Work required: Give the entries again, word for word.

Information shown:
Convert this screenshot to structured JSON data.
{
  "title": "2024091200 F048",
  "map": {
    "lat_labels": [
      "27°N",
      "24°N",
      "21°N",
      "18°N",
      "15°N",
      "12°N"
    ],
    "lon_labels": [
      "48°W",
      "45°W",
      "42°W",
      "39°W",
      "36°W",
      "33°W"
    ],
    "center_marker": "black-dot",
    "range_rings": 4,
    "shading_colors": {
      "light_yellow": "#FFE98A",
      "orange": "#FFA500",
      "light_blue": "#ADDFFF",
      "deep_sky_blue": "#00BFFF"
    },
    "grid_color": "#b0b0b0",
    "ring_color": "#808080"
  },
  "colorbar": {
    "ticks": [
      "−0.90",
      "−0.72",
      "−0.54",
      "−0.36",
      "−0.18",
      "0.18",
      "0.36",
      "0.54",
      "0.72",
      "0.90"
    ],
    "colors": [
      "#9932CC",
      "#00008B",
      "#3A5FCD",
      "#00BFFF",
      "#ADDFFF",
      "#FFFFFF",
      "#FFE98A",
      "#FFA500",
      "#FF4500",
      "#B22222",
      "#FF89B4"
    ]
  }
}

Result of this exercise:
Convert this screenshot to structured JSON data.
{
  "title": "2024091200 F048",
  "map": {
    "lat_labels": [
      "27°N",
      "24°N",
      "21°N",
      "18°N",
      "15°N",
      "12°N"
    ],
    "lon_labels": [
      "48°W",
      "45°W",
      "42°W",
      "39°W",
      "36°W",
      "33°W"
    ],
    "center_marker": "black-dot",
    "range_rings": 4,
    "shading_colors": {
      "light_yellow": "#FFE98A",
      "orange": "#FFA500",
      "light_blue": "#ADDFFF",
      "deep_sky_blue": "#00BFFF"
    },
    "grid_color": "#b0b0b0",
    "ring_color": "#808080"
  },
  "colorbar": {
    "ticks": [
      "−0.90",
      "−0.72",
      "−0.54",
      "−0.36",
      "−0.18",
      "0.18",
      "0.36",
      "0.54",
      "0.72",
      "0.90"
    ],
    "colors": [
      "#9932CC",
      "#00008B",
      "#3A5FCD",
      "#00BFFF",
      "#ADDFFF",
      "#FFFFFF",
      "#FFE98A",
      "#FFA500",
      "#FF4500",
      "#B22222",
      "#FF89B4"
    ]
  }
}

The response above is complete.